Given passage:
++++++

France threatens to cut UK and Jersey energy supply in fishing row

The EU could hit Britain and Jersey’s energy supply over the UK’s failure to provide sufficient fishing licences to French fishers, France’s EU affairs minister has said.

Clément Beaune, who is a close ally of the French president, Emmanuel Macron, said action would be decided on within days and discussions were already in motion.

France’s prime minister, Jean Castex, echoed the sentiment, telling the national assembly that the EU had to be firmer with the UK. “The [European] Commission is moving, it must do more”, he said.

France has been consistently pushing the EU to take a stronger stance against the UK over its concerns that Boris Johnson’s government is acting in breach of its obligations over fishing access to Channel waters.

Last week a third of French boats applying to fish in Jersey’s waters were turned down by the island’s government. The previous week the UK government provided only 12 of 47 French vessels with permits for its coastal waters. The UK and Jersey authorities have said the vessels that had been turned down had failed to provide evidence of operating in the relevant waters.

Beaune said France “would not stand for it”. He said: “Enough already, we have an agreement negotiated by France, by Michel Barnier, and it should be applied 100%. It isn’t being. In the next few days – and I talked to my European counterparts on this subject yesterday – we will take measures at the European level or nationally to apply pressure on the United Kingdom.”

He added: “We defend our interests. We do it nicely, and diplomatically, but when that doesn’t work we take measures. The Channel Islands, the UK, are dependent on us for their energy supply. They think they can live on their own and badmouth Europe as well. And because it doesn’t work, they indulge in one-upmanship, and in an aggressive way.”

The UK is a net importer of energy from French nuclear power stations. Paris has previously suggested it could cut the supply to Jersey, whose energy it provides through undersea cables under a commercial contract between the French company EDF and the Jersey Electricity Company.

Under the post-Brexit trade and cooperation agreement struck on Christmas Eve, in case of a dispute with Jersey the EU can take unilateral measures “proportionate to the alleged failure by the respondent party and the economic and societal impact thereof”.

Unilateral measures affecting the energy supply to the rest of the UK would also theoretically be possible. But France would need to gain the consent of other member states in both cases and the action would need to be proportionate, as the UK would have the right to take the EU to arbitration after any such move.

++++++

Excerpted data:
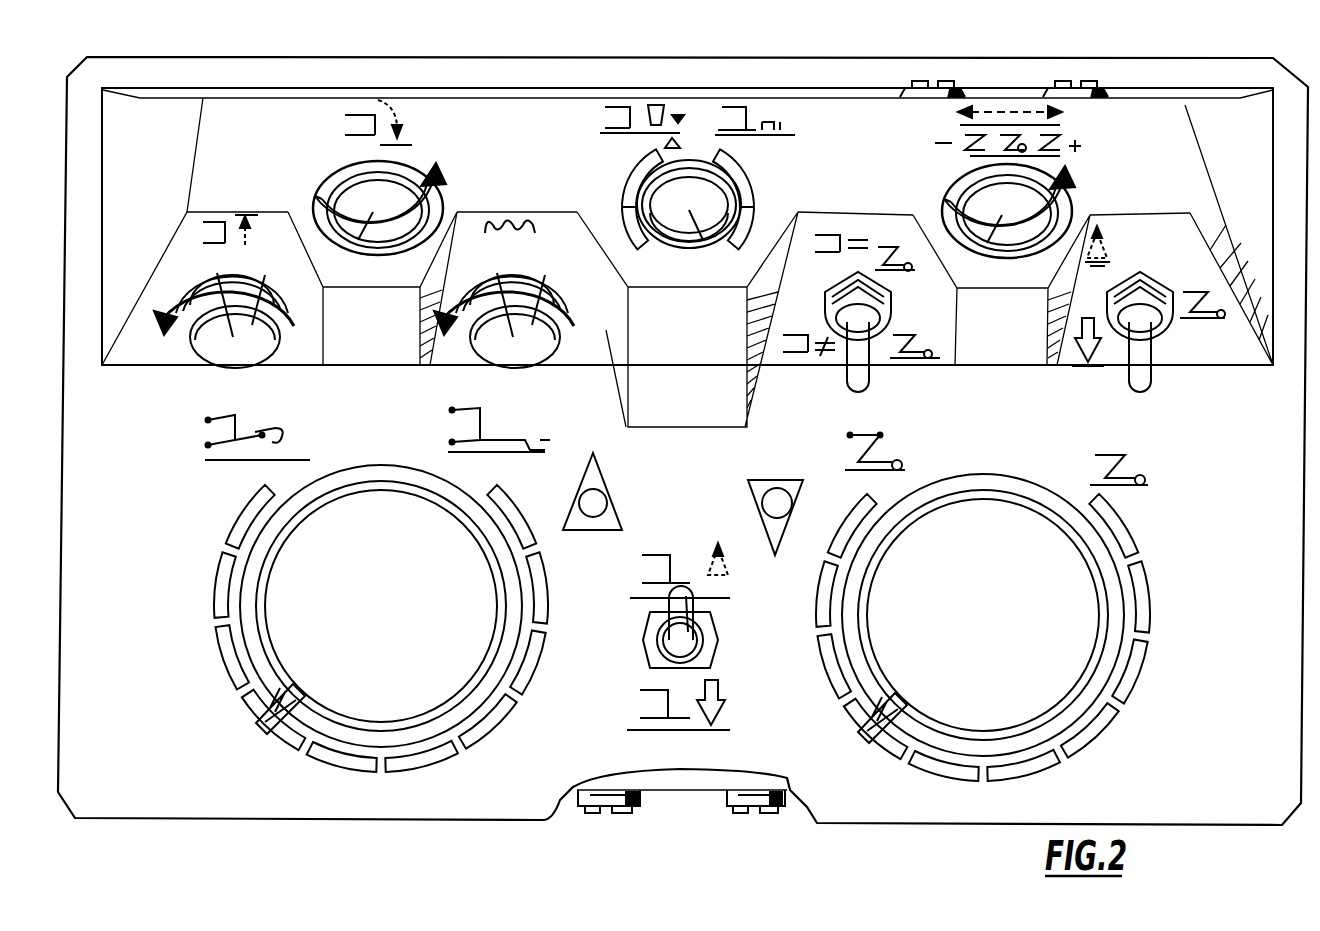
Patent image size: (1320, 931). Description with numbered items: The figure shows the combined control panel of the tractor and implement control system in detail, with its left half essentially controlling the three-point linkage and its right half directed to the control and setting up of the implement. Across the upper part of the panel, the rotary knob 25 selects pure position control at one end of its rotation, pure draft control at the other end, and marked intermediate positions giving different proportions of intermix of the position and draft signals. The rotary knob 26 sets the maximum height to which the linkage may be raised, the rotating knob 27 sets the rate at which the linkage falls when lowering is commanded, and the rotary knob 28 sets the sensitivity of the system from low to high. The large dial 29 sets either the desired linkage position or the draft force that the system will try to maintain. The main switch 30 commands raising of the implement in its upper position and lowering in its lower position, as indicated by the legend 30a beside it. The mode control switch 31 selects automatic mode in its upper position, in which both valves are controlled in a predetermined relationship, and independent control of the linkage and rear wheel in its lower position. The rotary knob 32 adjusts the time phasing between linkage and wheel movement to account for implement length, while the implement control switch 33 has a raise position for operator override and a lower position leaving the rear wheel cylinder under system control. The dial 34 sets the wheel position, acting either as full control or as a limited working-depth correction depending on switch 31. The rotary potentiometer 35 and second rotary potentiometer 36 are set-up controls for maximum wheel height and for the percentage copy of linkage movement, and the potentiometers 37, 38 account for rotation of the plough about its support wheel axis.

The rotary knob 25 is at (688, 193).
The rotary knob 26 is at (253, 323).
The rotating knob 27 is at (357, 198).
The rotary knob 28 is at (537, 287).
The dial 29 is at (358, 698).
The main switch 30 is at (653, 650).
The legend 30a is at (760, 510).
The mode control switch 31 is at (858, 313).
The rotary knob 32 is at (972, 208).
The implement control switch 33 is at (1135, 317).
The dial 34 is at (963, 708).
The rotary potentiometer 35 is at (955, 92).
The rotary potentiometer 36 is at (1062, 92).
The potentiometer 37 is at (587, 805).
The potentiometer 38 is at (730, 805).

++++++

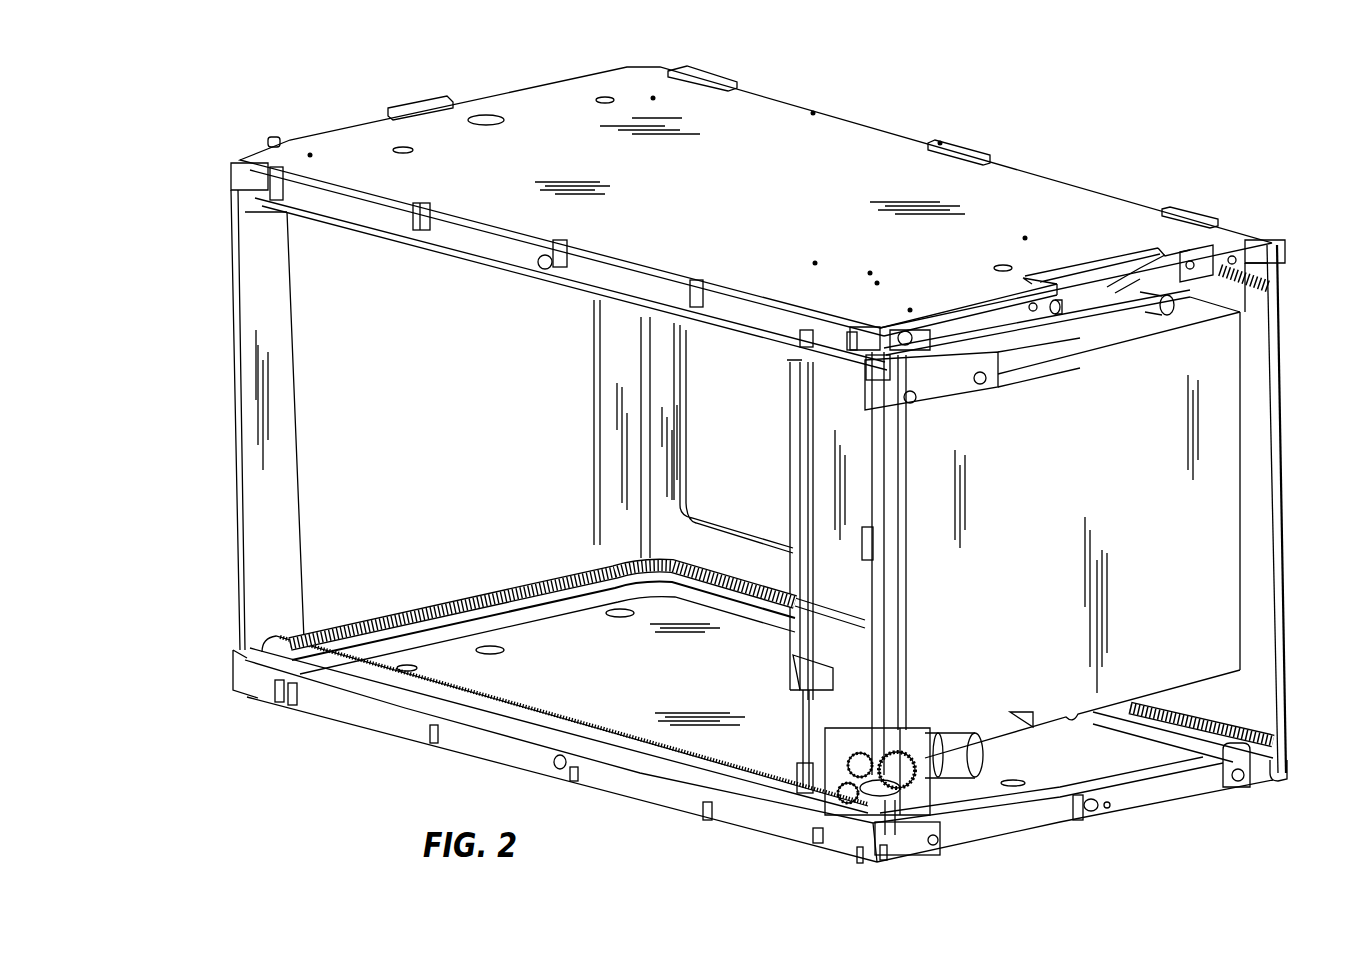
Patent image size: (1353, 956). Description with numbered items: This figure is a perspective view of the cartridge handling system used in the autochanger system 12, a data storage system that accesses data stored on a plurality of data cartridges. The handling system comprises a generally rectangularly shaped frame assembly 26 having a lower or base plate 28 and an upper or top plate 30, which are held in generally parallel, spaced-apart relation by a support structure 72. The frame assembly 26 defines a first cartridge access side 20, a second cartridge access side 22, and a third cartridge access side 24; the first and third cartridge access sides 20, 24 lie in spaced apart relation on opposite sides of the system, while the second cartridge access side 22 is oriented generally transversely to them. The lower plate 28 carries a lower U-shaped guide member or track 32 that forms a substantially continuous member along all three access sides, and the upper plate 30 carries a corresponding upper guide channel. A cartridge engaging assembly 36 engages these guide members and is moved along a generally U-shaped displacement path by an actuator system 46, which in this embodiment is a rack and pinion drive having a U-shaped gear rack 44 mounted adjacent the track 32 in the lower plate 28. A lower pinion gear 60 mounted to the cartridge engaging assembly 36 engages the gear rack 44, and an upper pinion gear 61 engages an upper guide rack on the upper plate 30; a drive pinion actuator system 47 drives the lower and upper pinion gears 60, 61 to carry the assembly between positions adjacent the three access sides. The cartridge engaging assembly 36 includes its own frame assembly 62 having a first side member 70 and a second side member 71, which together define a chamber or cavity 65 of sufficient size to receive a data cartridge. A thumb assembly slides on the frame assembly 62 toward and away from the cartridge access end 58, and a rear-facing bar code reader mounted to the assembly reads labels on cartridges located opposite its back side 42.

++++++

Your tasks:
A: Rewrite more briefly the paragraph of the fishing-dispute article that begins "Last week a third of French boats", keeping its main facts.
B: Write the next part of the fishing-dispute article, picking up after its final sentence.
The records were taken from a different source than the article on the fishing dispute.

Answers below:
A: Last week Jersey's government rejected a third of the French boats applying to fish in its waters. The week before, the UK granted permits for its coastal waters to only 12 of 47 French vessels. Both authorities said the rejected vessels had not provided evidence of operating in those waters.

B:
Castex, talking to the French parliament, suggested that his government would be likely to instead take the option of appealing to an arbitration tribunal in the first instance, an easier sell to the fellow EU member states, or go it alone in suspending bilateral agreements with the UK.

He said: “We will use the arbitration panel of the agreement to force the British to respect their word. We will question all the conditions for the more comprehensive implementation of the agreements concluded under the aegis of the European Union, but also, if necessary, the bilateral cooperation that we have with the United Kingdom in many areas.”

The trade and cooperation agreement also creates a link between continued EU access to British waters until 30 June 2026 and the UK’s access to the bloc’s electrical grid and gas network.

The energy part of the agreement allows the UK virtually unchanged access but that expires on the same date as the deal on access, raising the spectre that this could be used as leverage. The level of fishing quota will be decided by annual negotiations after 2026.

A commission spokesperson sought to play down the row, adding that officials in Brussels were in “constant contact with the UK authorities to ensure that all licence applications are dealt with as soon as possible”.

The spokesperson said: “We took note of last week’s announcements, but regret that with the number of licences granted it still has not been possible to bring this issue to an end now.

“The UK has published their methodology and we are now discussing the differences with the British and Jersey authorities regarding the rights of the boats involved. On our side we will continue to engage in the interest of our fishermen and women so that further licences will be provided.”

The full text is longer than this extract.